Scan the material for the word "placeholder", and copy each line where it shows up.

>> Begin Records for this task

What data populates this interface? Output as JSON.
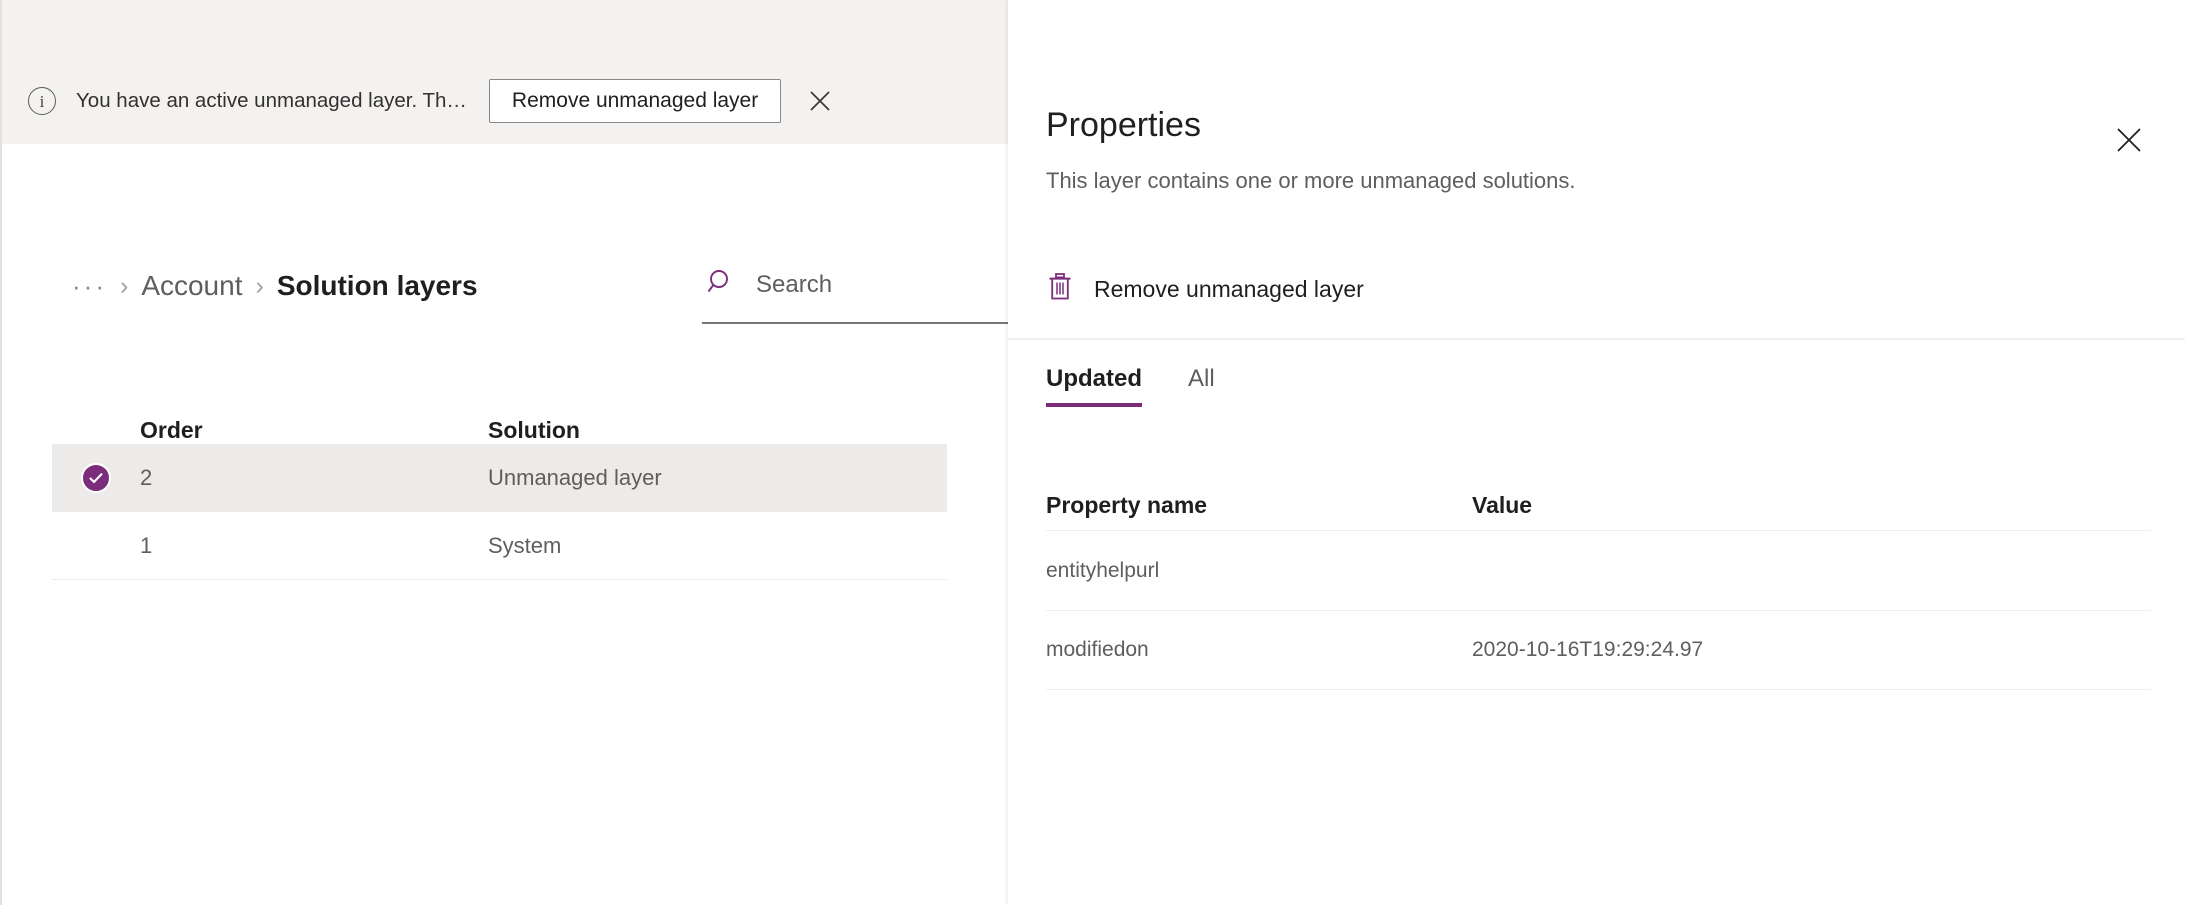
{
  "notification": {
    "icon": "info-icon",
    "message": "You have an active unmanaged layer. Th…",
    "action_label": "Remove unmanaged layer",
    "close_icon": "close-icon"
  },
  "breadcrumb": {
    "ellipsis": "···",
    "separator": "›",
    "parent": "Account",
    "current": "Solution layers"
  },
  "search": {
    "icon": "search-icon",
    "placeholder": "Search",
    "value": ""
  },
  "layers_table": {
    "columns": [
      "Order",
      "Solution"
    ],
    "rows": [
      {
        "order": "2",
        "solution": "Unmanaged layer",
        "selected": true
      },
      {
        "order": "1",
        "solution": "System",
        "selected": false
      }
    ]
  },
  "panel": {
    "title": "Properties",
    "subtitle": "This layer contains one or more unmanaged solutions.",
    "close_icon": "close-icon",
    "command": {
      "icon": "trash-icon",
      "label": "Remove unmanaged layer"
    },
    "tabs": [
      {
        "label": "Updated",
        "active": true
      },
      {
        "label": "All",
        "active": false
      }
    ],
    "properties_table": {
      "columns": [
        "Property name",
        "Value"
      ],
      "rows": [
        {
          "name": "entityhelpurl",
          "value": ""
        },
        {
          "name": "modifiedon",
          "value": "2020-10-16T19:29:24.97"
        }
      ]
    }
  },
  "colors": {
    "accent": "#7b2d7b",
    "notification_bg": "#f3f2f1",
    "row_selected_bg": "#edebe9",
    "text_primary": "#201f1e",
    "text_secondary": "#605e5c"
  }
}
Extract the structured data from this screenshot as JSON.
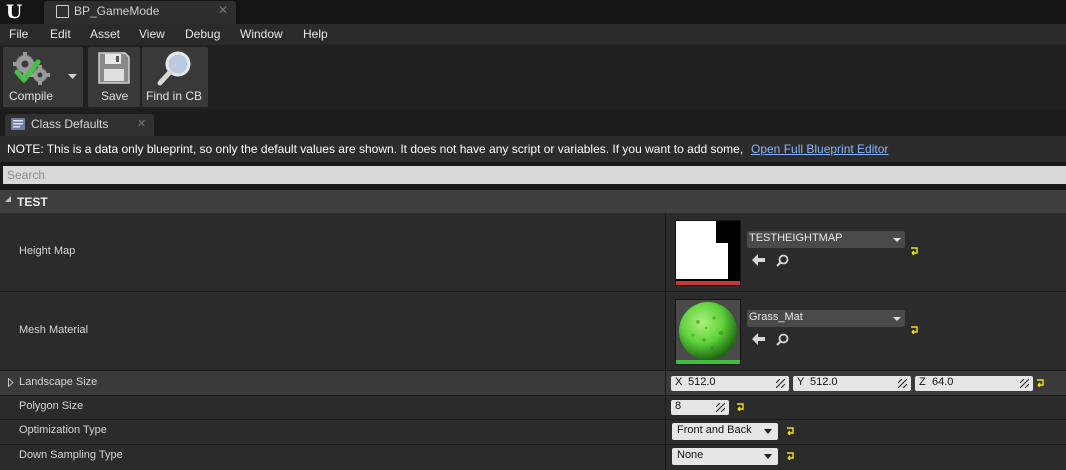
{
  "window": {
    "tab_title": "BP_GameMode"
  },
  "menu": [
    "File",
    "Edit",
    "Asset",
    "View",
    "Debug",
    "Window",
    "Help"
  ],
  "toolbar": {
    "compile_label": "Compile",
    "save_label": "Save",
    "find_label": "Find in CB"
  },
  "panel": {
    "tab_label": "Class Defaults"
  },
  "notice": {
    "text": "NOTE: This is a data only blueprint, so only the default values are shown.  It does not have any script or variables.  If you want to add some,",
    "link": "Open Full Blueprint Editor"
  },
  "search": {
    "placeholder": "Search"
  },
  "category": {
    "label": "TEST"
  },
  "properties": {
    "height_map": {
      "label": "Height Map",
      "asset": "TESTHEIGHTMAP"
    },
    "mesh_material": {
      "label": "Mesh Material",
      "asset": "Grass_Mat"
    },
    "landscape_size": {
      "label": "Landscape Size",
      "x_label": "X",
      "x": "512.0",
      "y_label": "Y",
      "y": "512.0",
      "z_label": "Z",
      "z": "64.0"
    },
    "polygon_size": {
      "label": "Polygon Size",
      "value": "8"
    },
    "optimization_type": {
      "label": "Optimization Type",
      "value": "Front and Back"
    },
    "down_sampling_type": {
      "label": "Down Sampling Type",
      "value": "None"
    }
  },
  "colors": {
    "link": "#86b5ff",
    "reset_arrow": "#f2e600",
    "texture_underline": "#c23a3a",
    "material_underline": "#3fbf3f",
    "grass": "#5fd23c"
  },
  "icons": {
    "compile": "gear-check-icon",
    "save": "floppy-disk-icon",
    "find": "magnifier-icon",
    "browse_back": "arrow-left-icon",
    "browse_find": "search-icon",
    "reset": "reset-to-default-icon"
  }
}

>> End Records for this task
>> Begin Records for this task

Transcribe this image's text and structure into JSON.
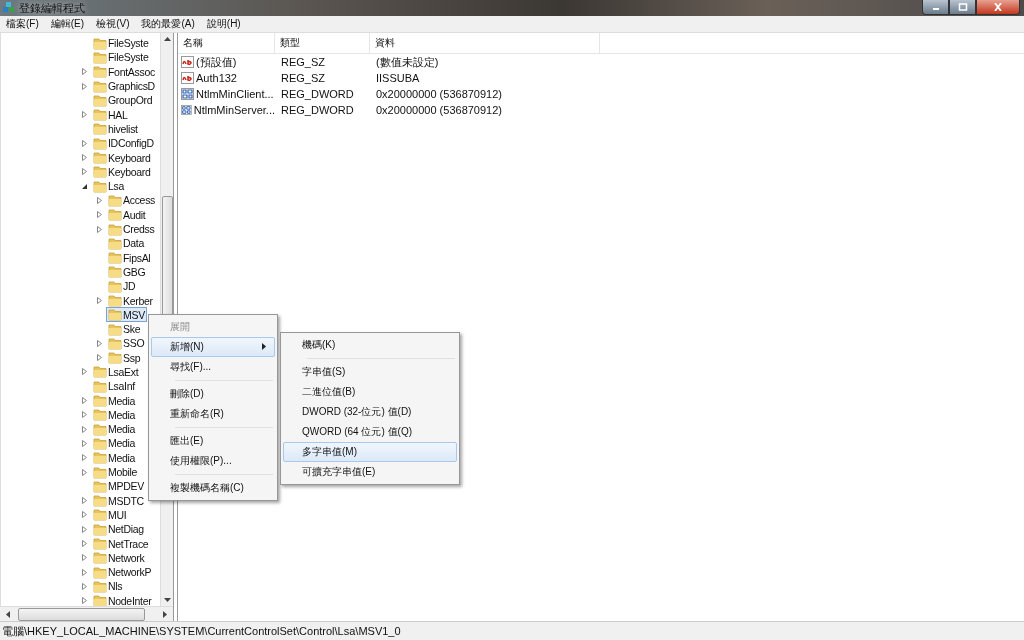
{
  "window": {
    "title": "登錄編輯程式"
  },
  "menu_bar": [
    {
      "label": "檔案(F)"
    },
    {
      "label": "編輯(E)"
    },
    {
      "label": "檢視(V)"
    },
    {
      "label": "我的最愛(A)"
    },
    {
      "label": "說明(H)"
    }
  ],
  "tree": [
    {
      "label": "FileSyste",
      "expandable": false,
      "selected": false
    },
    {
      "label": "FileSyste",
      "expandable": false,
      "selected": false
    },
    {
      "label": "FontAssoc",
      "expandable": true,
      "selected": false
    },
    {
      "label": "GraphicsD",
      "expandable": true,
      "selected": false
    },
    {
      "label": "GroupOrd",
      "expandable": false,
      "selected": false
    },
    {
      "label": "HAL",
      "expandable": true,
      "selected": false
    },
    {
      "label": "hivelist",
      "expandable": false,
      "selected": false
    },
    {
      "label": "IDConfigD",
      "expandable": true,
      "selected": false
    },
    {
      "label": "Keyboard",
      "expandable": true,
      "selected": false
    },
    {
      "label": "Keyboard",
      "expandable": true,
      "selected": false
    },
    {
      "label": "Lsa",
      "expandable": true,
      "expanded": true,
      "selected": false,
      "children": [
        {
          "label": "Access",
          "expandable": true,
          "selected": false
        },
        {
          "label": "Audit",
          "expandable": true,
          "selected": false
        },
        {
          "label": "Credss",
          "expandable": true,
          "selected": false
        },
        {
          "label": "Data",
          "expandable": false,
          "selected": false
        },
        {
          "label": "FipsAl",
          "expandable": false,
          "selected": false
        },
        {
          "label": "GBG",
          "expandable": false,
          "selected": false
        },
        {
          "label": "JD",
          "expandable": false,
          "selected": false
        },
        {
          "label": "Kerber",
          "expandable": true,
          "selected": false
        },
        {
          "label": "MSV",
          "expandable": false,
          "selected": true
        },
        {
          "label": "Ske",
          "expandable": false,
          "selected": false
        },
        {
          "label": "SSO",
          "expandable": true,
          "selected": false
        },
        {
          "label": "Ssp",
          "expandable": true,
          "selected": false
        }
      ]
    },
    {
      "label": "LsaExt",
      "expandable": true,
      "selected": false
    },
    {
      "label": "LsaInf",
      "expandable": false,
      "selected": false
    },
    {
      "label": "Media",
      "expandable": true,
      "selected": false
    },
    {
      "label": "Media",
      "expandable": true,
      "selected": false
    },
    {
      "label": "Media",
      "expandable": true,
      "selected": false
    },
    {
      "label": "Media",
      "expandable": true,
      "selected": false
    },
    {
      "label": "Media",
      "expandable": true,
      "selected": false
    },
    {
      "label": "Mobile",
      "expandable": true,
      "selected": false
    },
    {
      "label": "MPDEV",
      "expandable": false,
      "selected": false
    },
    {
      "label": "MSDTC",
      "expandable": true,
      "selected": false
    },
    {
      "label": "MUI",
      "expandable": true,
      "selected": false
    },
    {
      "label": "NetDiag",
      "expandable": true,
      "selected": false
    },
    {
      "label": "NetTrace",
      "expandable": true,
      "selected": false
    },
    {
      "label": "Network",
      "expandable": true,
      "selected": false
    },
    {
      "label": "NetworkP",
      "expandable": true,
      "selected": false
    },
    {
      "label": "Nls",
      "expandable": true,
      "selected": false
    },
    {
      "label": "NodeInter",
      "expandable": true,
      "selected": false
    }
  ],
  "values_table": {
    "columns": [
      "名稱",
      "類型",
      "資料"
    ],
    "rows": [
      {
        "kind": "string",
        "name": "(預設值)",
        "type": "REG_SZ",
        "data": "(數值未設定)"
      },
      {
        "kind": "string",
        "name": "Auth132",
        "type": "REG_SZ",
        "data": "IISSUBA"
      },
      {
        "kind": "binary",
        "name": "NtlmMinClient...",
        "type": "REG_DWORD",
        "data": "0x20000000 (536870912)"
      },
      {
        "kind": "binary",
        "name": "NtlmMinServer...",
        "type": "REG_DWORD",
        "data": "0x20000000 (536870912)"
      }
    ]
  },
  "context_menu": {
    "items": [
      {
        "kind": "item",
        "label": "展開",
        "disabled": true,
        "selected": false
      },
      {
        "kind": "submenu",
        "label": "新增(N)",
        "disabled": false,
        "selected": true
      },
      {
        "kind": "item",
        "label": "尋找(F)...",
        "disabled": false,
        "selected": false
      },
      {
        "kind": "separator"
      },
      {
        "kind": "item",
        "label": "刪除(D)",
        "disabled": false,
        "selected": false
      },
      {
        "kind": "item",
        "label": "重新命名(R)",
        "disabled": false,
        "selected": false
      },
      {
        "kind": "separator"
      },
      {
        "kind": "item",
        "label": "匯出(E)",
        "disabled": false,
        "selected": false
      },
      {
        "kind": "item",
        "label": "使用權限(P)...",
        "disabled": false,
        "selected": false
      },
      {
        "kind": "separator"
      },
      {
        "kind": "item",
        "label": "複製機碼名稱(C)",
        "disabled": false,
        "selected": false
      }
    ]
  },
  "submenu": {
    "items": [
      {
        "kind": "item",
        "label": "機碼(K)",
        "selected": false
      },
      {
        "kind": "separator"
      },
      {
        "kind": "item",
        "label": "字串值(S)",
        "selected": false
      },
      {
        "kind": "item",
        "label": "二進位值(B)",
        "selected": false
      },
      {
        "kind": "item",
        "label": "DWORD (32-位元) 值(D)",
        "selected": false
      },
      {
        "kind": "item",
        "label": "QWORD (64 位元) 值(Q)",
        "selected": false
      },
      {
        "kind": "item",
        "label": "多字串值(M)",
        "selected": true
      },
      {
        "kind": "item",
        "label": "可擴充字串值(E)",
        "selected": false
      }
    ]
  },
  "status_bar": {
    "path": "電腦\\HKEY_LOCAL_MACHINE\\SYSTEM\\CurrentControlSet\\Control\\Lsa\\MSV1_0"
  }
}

>> End Records for this task

### Response
    "placeholder": "Search",
    "placeholder": "Search"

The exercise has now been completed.